Written task :: Write out every entry, unchanged. Skip any picture.

Record extracts ::
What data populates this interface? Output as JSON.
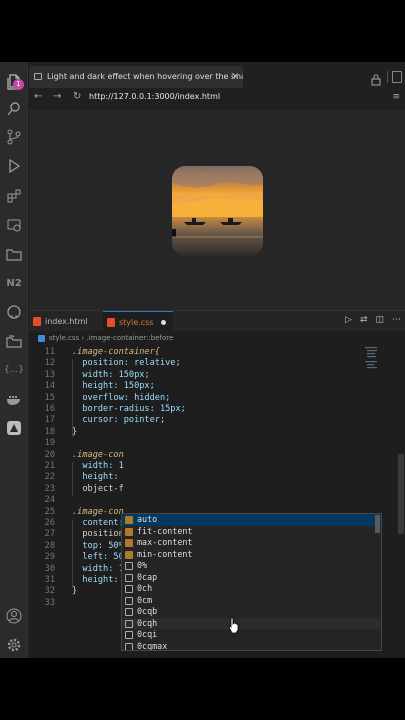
{
  "activity_bar": {
    "icons": [
      "explorer-icon",
      "search-icon",
      "source-control-icon",
      "run-debug-icon",
      "extensions-icon",
      "remote-explorer-icon",
      "folder-icon",
      "n2-icon",
      "github-icon",
      "folders-icon",
      "ellipsis-icon",
      "docker-icon",
      "azure-icon",
      "account-icon",
      "settings-icon"
    ],
    "badge": "1",
    "n2_label": "N2",
    "ellipsis_label": "{...}"
  },
  "browser": {
    "tab_title": "Light and dark effect when hovering over the image",
    "tab_close": "×",
    "url": "http://127.0.0.1:3000/index.html",
    "back": "←",
    "forward": "→",
    "reload": "↻",
    "menu": "≡"
  },
  "editor": {
    "tabs": [
      {
        "label": "index.html",
        "icon_color": "#e44d26",
        "active": false
      },
      {
        "label": "style.css",
        "icon_color": "#e44d26",
        "active": true,
        "dirty": true
      }
    ],
    "breadcrumb": {
      "file": "style.css",
      "separator": "›",
      "symbol": ".image-container::before"
    },
    "lines": [
      {
        "n": "11",
        "code": ".image-container{"
      },
      {
        "n": "12",
        "code": "  position: relative;"
      },
      {
        "n": "13",
        "code": "  width: 150px;"
      },
      {
        "n": "14",
        "code": "  height: 150px;"
      },
      {
        "n": "15",
        "code": "  overflow: hidden;"
      },
      {
        "n": "16",
        "code": "  border-radius: 15px;"
      },
      {
        "n": "17",
        "code": "  cursor: pointer;"
      },
      {
        "n": "18",
        "code": "}"
      },
      {
        "n": "19",
        "code": ""
      },
      {
        "n": "20",
        "code": ".image-con"
      },
      {
        "n": "21",
        "code": "  width: 1"
      },
      {
        "n": "22",
        "code": "  height: "
      },
      {
        "n": "23",
        "code": "  object-f"
      },
      {
        "n": "24",
        "code": ""
      },
      {
        "n": "25",
        "code": ".image-con"
      },
      {
        "n": "26",
        "code": "  content:"
      },
      {
        "n": "27",
        "code": "  position"
      },
      {
        "n": "28",
        "code": "  top: 50%"
      },
      {
        "n": "29",
        "code": "  left: 50"
      },
      {
        "n": "30",
        "code": "  width: 1"
      },
      {
        "n": "31",
        "code": "  height: ;"
      },
      {
        "n": "32",
        "code": "}"
      },
      {
        "n": "33",
        "code": ""
      }
    ],
    "suggestions": [
      {
        "label": "auto",
        "kind": "kw"
      },
      {
        "label": "fit-content",
        "kind": "kw"
      },
      {
        "label": "max-content",
        "kind": "kw"
      },
      {
        "label": "min-content",
        "kind": "kw"
      },
      {
        "label": "0%",
        "kind": "unit"
      },
      {
        "label": "0cap",
        "kind": "unit"
      },
      {
        "label": "0ch",
        "kind": "unit"
      },
      {
        "label": "0cm",
        "kind": "unit"
      },
      {
        "label": "0cqb",
        "kind": "unit"
      },
      {
        "label": "0cqh",
        "kind": "unit"
      },
      {
        "label": "0cqi",
        "kind": "unit"
      },
      {
        "label": "0cqmax",
        "kind": "unit"
      }
    ]
  },
  "colors": {
    "selector": "#d7ba7d",
    "property": "#9cdcfe",
    "value": "#ce9178",
    "number": "#b5cea8",
    "active_tab": "#e37933"
  }
}
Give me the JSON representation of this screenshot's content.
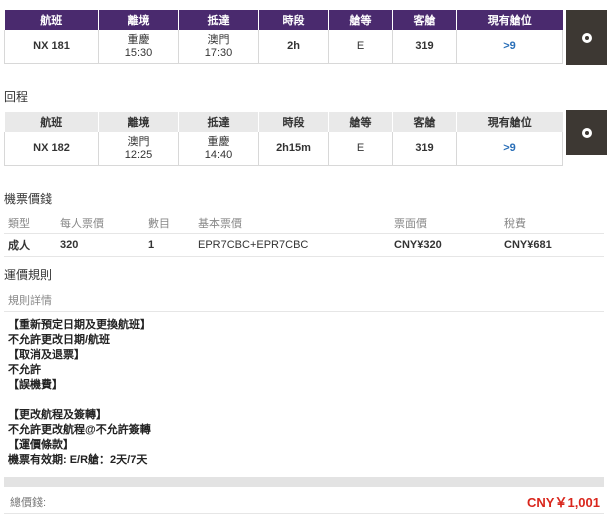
{
  "outbound": {
    "headers": [
      "航班",
      "離境",
      "抵達",
      "時段",
      "艙等",
      "客艙",
      "現有艙位"
    ],
    "row": {
      "flight": "NX 181",
      "depart_city": "重慶",
      "depart_time": "15:30",
      "arrive_city": "澳門",
      "arrive_time": "17:30",
      "duration": "2h",
      "class": "E",
      "cabin": "319",
      "availability": ">9"
    }
  },
  "return_label": "回程",
  "return": {
    "headers": [
      "航班",
      "離境",
      "抵達",
      "時段",
      "艙等",
      "客艙",
      "現有艙位"
    ],
    "row": {
      "flight": "NX 182",
      "depart_city": "澳門",
      "depart_time": "12:25",
      "arrive_city": "重慶",
      "arrive_time": "14:40",
      "duration": "2h15m",
      "class": "E",
      "cabin": "319",
      "availability": ">9"
    }
  },
  "fare": {
    "title": "機票價錢",
    "headers": [
      "類型",
      "每人票價",
      "數目",
      "基本票價",
      "票面價",
      "稅費"
    ],
    "row": [
      "成人",
      "320",
      "1",
      "EPR7CBC+EPR7CBC",
      "CNY¥320",
      "CNY¥681"
    ]
  },
  "rules": {
    "title": "運價規則",
    "detail_header": "規則詳情",
    "lines": [
      {
        "text": "【重新預定日期及更換航班】",
        "bold": true
      },
      {
        "text": "不允許更改日期/航班",
        "bold": true
      },
      {
        "text": "【取消及退票】",
        "bold": true
      },
      {
        "text": "不允許",
        "bold": true
      },
      {
        "text": "【誤機費】",
        "bold": true
      },
      {
        "text": "",
        "bold": false
      },
      {
        "text": "【更改航程及簽轉】",
        "bold": true
      },
      {
        "text": "不允許更改航程@不允許簽轉",
        "bold": true
      },
      {
        "text": "【運價條款】",
        "bold": true
      },
      {
        "text": "機票有效期: E/R艙：2天/7天",
        "bold": true
      }
    ]
  },
  "total": {
    "label": "總價錢:",
    "value": "CNY￥1,001"
  },
  "colors": {
    "header_purple": "#4a2a6e",
    "select_box": "#3d3833",
    "availability_blue": "#2a6fb8",
    "total_red": "#d9261c"
  }
}
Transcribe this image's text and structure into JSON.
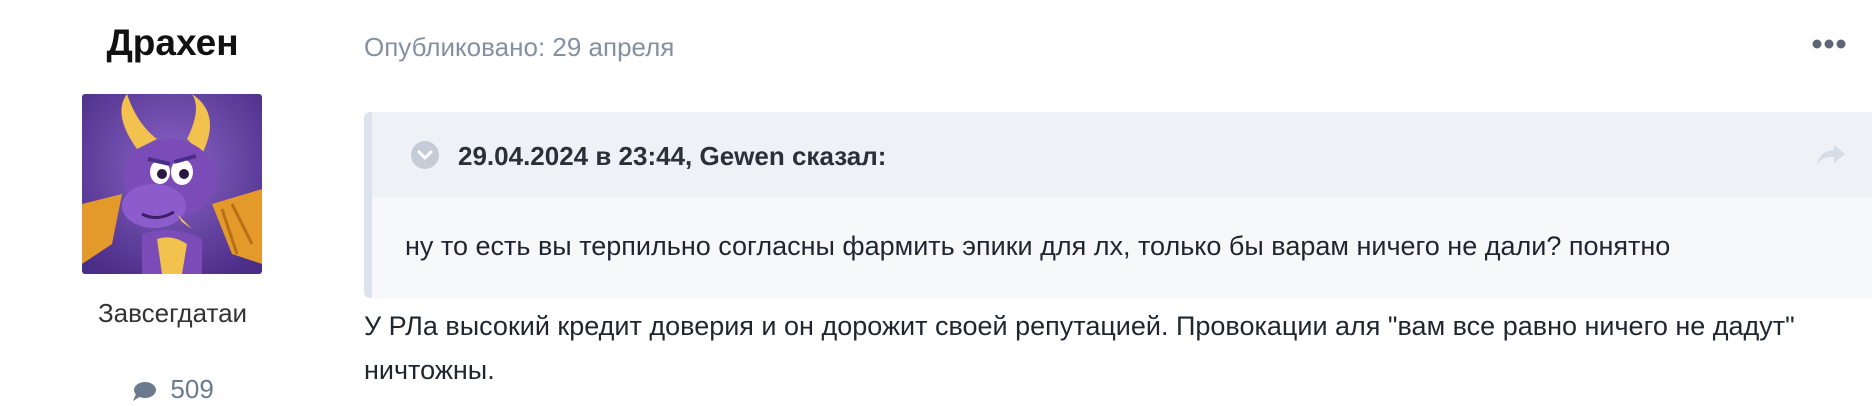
{
  "author": {
    "name": "Драхен",
    "group": "Завсегдатаи",
    "post_count": "509",
    "avatar_icon": "dragon-avatar-icon"
  },
  "post": {
    "published": "Опубликовано: 29 апреля",
    "quote": {
      "citation": "29.04.2024 в 23:44, Gewen сказал:",
      "text": "ну то есть вы терпильно согласны фармить эпики для лх, только бы варам ничего не дали? понятно"
    },
    "body": "У РЛа высокий кредит доверия и он дорожит своей репутацией. Провокации аля \"вам все равно ничего не дадут\" ничтожны."
  },
  "colors": {
    "muted": "#8491a3",
    "quote_bg": "#f7f8fa",
    "quote_header_bg": "#eef1f5",
    "quote_bar": "#dde3ec"
  }
}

Answer to this task ::
What data populates this interface? Output as JSON.
{
  "activity_bar": {
    "icons": [
      "explorer-icon",
      "search-icon",
      "source-control-icon",
      "run-debug-icon",
      "extensions-icon",
      "remote-explorer-icon",
      "folder-icon",
      "n2-icon",
      "github-icon",
      "folders-icon",
      "ellipsis-icon",
      "docker-icon",
      "azure-icon",
      "account-icon",
      "settings-icon"
    ],
    "badge": "1",
    "n2_label": "N2",
    "ellipsis_label": "{...}"
  },
  "browser": {
    "tab_title": "Light and dark effect when hovering over the image",
    "tab_close": "×",
    "url": "http://127.0.0.1:3000/index.html",
    "back": "←",
    "forward": "→",
    "reload": "↻",
    "menu": "≡"
  },
  "editor": {
    "tabs": [
      {
        "label": "index.html",
        "icon_color": "#e44d26",
        "active": false
      },
      {
        "label": "style.css",
        "icon_color": "#e44d26",
        "active": true,
        "dirty": true
      }
    ],
    "breadcrumb": {
      "file": "style.css",
      "separator": "›",
      "symbol": ".image-container::before"
    },
    "lines": [
      {
        "n": "11",
        "code": ".image-container{"
      },
      {
        "n": "12",
        "code": "  position: relative;"
      },
      {
        "n": "13",
        "code": "  width: 150px;"
      },
      {
        "n": "14",
        "code": "  height: 150px;"
      },
      {
        "n": "15",
        "code": "  overflow: hidden;"
      },
      {
        "n": "16",
        "code": "  border-radius: 15px;"
      },
      {
        "n": "17",
        "code": "  cursor: pointer;"
      },
      {
        "n": "18",
        "code": "}"
      },
      {
        "n": "19",
        "code": ""
      },
      {
        "n": "20",
        "code": ".image-con"
      },
      {
        "n": "21",
        "code": "  width: 1"
      },
      {
        "n": "22",
        "code": "  height: "
      },
      {
        "n": "23",
        "code": "  object-f"
      },
      {
        "n": "24",
        "code": ""
      },
      {
        "n": "25",
        "code": ".image-con"
      },
      {
        "n": "26",
        "code": "  content:"
      },
      {
        "n": "27",
        "code": "  position"
      },
      {
        "n": "28",
        "code": "  top: 50%"
      },
      {
        "n": "29",
        "code": "  left: 50"
      },
      {
        "n": "30",
        "code": "  width: 1"
      },
      {
        "n": "31",
        "code": "  height: ;"
      },
      {
        "n": "32",
        "code": "}"
      },
      {
        "n": "33",
        "code": ""
      }
    ],
    "suggestions": [
      {
        "label": "auto",
        "kind": "kw"
      },
      {
        "label": "fit-content",
        "kind": "kw"
      },
      {
        "label": "max-content",
        "kind": "kw"
      },
      {
        "label": "min-content",
        "kind": "kw"
      },
      {
        "label": "0%",
        "kind": "unit"
      },
      {
        "label": "0cap",
        "kind": "unit"
      },
      {
        "label": "0ch",
        "kind": "unit"
      },
      {
        "label": "0cm",
        "kind": "unit"
      },
      {
        "label": "0cqb",
        "kind": "unit"
      },
      {
        "label": "0cqh",
        "kind": "unit"
      },
      {
        "label": "0cqi",
        "kind": "unit"
      },
      {
        "label": "0cqmax",
        "kind": "unit"
      }
    ]
  },
  "colors": {
    "selector": "#d7ba7d",
    "property": "#9cdcfe",
    "value": "#ce9178",
    "number": "#b5cea8",
    "active_tab": "#e37933"
  }
}
Give me the JSON representation of this screenshot's content.
{
  "outbound": {
    "headers": [
      "航班",
      "離境",
      "抵達",
      "時段",
      "艙等",
      "客艙",
      "現有艙位"
    ],
    "row": {
      "flight": "NX 181",
      "depart_city": "重慶",
      "depart_time": "15:30",
      "arrive_city": "澳門",
      "arrive_time": "17:30",
      "duration": "2h",
      "class": "E",
      "cabin": "319",
      "availability": ">9"
    }
  },
  "return_label": "回程",
  "return": {
    "headers": [
      "航班",
      "離境",
      "抵達",
      "時段",
      "艙等",
      "客艙",
      "現有艙位"
    ],
    "row": {
      "flight": "NX 182",
      "depart_city": "澳門",
      "depart_time": "12:25",
      "arrive_city": "重慶",
      "arrive_time": "14:40",
      "duration": "2h15m",
      "class": "E",
      "cabin": "319",
      "availability": ">9"
    }
  },
  "fare": {
    "title": "機票價錢",
    "headers": [
      "類型",
      "每人票價",
      "數目",
      "基本票價",
      "票面價",
      "稅費"
    ],
    "row": [
      "成人",
      "320",
      "1",
      "EPR7CBC+EPR7CBC",
      "CNY¥320",
      "CNY¥681"
    ]
  },
  "rules": {
    "title": "運價規則",
    "detail_header": "規則詳情",
    "lines": [
      {
        "text": "【重新預定日期及更換航班】",
        "bold": true
      },
      {
        "text": "不允許更改日期/航班",
        "bold": true
      },
      {
        "text": "【取消及退票】",
        "bold": true
      },
      {
        "text": "不允許",
        "bold": true
      },
      {
        "text": "【誤機費】",
        "bold": true
      },
      {
        "text": "",
        "bold": false
      },
      {
        "text": "【更改航程及簽轉】",
        "bold": true
      },
      {
        "text": "不允許更改航程@不允許簽轉",
        "bold": true
      },
      {
        "text": "【運價條款】",
        "bold": true
      },
      {
        "text": "機票有效期: E/R艙：2天/7天",
        "bold": true
      }
    ]
  },
  "total": {
    "label": "總價錢:",
    "value": "CNY￥1,001"
  },
  "colors": {
    "header_purple": "#4a2a6e",
    "select_box": "#3d3833",
    "availability_blue": "#2a6fb8",
    "total_red": "#d9261c"
  }
}
Transcribe this image's text and structure into JSON.
{
  "author": {
    "name": "Драхен",
    "group": "Завсегдатаи",
    "post_count": "509",
    "avatar_icon": "dragon-avatar-icon"
  },
  "post": {
    "published": "Опубликовано: 29 апреля",
    "quote": {
      "citation": "29.04.2024 в 23:44, Gewen сказал:",
      "text": "ну то есть вы терпильно согласны фармить эпики для лх, только бы варам ничего не дали? понятно"
    },
    "body": "У РЛа высокий кредит доверия и он дорожит своей репутацией. Провокации аля \"вам все равно ничего не дадут\" ничтожны."
  },
  "colors": {
    "muted": "#8491a3",
    "quote_bg": "#f7f8fa",
    "quote_header_bg": "#eef1f5",
    "quote_bar": "#dde3ec"
  }
}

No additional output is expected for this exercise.